##### PROVIDED MATERIAL #####
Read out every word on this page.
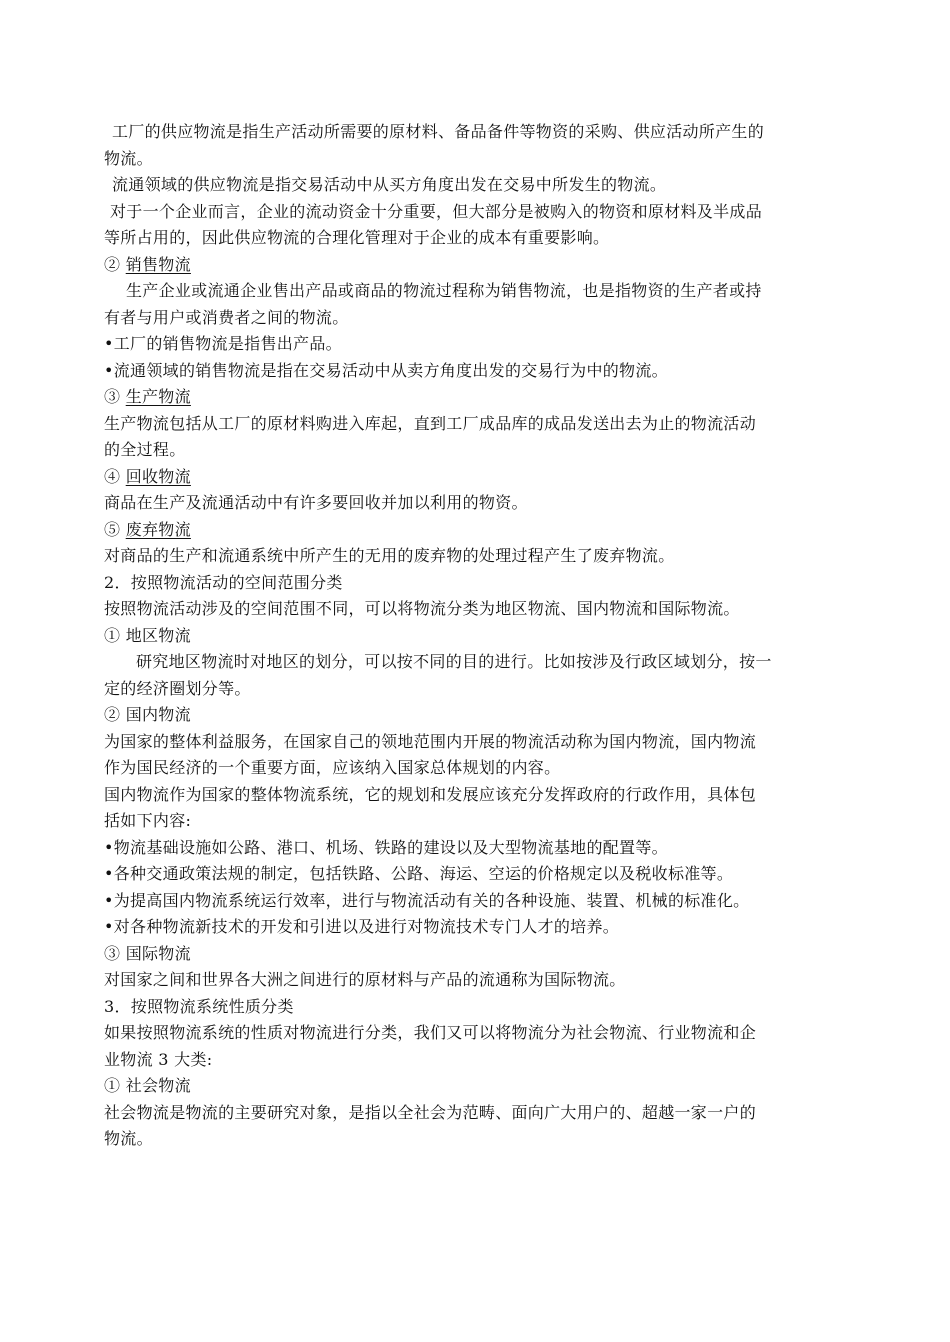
工厂的供应物流是指生产活动所需要的原材料、备品备件等物资的采购、供应活动所产生的
物流。
流通领域的供应物流是指交易活动中从买方角度出发在交易中所发生的物流。
对于一个企业而言，企业的流动资金十分重要，但大部分是被购入的物资和原材料及半成品
等所占用的，因此供应物流的合理化管理对于企业的成本有重要影响。
② 销售物流
生产企业或流通企业售出产品或商品的物流过程称为销售物流，也是指物资的生产者或持
有者与用户或消费者之间的物流。
•工厂的销售物流是指售出产品。
•流通领域的销售物流是指在交易活动中从卖方角度出发的交易行为中的物流。
③ 生产物流
生产物流包括从工厂的原材料购进入库起，直到工厂成品库的成品发送出去为止的物流活动
的全过程。
④ 回收物流
商品在生产及流通活动中有许多要回收并加以利用的物资。
⑤ 废弃物流
对商品的生产和流通系统中所产生的无用的废弃物的处理过程产生了废弃物流。
2．按照物流活动的空间范围分类
按照物流活动涉及的空间范围不同，可以将物流分类为地区物流、国内物流和国际物流。
① 地区物流
研究地区物流时对地区的划分，可以按不同的目的进行。比如按涉及行政区域划分，按一
定的经济圈划分等。
② 国内物流
为国家的整体利益服务，在国家自己的领地范围内开展的物流活动称为国内物流，国内物流
作为国民经济的一个重要方面，应该纳入国家总体规划的内容。
国内物流作为国家的整体物流系统，它的规划和发展应该充分发挥政府的行政作用，具体包
括如下内容:
•物流基础设施如公路、港口、机场、铁路的建设以及大型物流基地的配置等。
•各种交通政策法规的制定，包括铁路、公路、海运、空运的价格规定以及税收标准等。
•为提高国内物流系统运行效率，进行与物流活动有关的各种设施、装置、机械的标准化。
•对各种物流新技术的开发和引进以及进行对物流技术专门人才的培养。
③ 国际物流
对国家之间和世界各大洲之间进行的原材料与产品的流通称为国际物流。
3．按照物流系统性质分类
如果按照物流系统的性质对物流进行分类，我们又可以将物流分为社会物流、行业物流和企
业物流 3 大类:
① 社会物流
社会物流是物流的主要研究对象，是指以全社会为范畴、面向广大用户的、超越一家一户的
物流。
#####
→ **THE PROBLEM**:
Quote the preceding records in their entirety, excluding every picture.

→ **ANSWER TO THE EXERCISE**:
Read out every word on this page.
工厂的供应物流是指生产活动所需要的原材料、备品备件等物资的采购、供应活动所产生的
物流。
流通领域的供应物流是指交易活动中从买方角度出发在交易中所发生的物流。
对于一个企业而言，企业的流动资金十分重要，但大部分是被购入的物资和原材料及半成品
等所占用的，因此供应物流的合理化管理对于企业的成本有重要影响。
② 销售物流
生产企业或流通企业售出产品或商品的物流过程称为销售物流，也是指物资的生产者或持
有者与用户或消费者之间的物流。
•工厂的销售物流是指售出产品。
•流通领域的销售物流是指在交易活动中从卖方角度出发的交易行为中的物流。
③ 生产物流
生产物流包括从工厂的原材料购进入库起，直到工厂成品库的成品发送出去为止的物流活动
的全过程。
④ 回收物流
商品在生产及流通活动中有许多要回收并加以利用的物资。
⑤ 废弃物流
对商品的生产和流通系统中所产生的无用的废弃物的处理过程产生了废弃物流。
2．按照物流活动的空间范围分类
按照物流活动涉及的空间范围不同，可以将物流分类为地区物流、国内物流和国际物流。
① 地区物流
研究地区物流时对地区的划分，可以按不同的目的进行。比如按涉及行政区域划分，按一
定的经济圈划分等。
② 国内物流
为国家的整体利益服务，在国家自己的领地范围内开展的物流活动称为国内物流，国内物流
作为国民经济的一个重要方面，应该纳入国家总体规划的内容。
国内物流作为国家的整体物流系统，它的规划和发展应该充分发挥政府的行政作用，具体包
括如下内容:
•物流基础设施如公路、港口、机场、铁路的建设以及大型物流基地的配置等。
•各种交通政策法规的制定，包括铁路、公路、海运、空运的价格规定以及税收标准等。
•为提高国内物流系统运行效率，进行与物流活动有关的各种设施、装置、机械的标准化。
•对各种物流新技术的开发和引进以及进行对物流技术专门人才的培养。
③ 国际物流
对国家之间和世界各大洲之间进行的原材料与产品的流通称为国际物流。
3．按照物流系统性质分类
如果按照物流系统的性质对物流进行分类，我们又可以将物流分为社会物流、行业物流和企
业物流 3 大类:
① 社会物流
社会物流是物流的主要研究对象，是指以全社会为范畴、面向广大用户的、超越一家一户的
物流。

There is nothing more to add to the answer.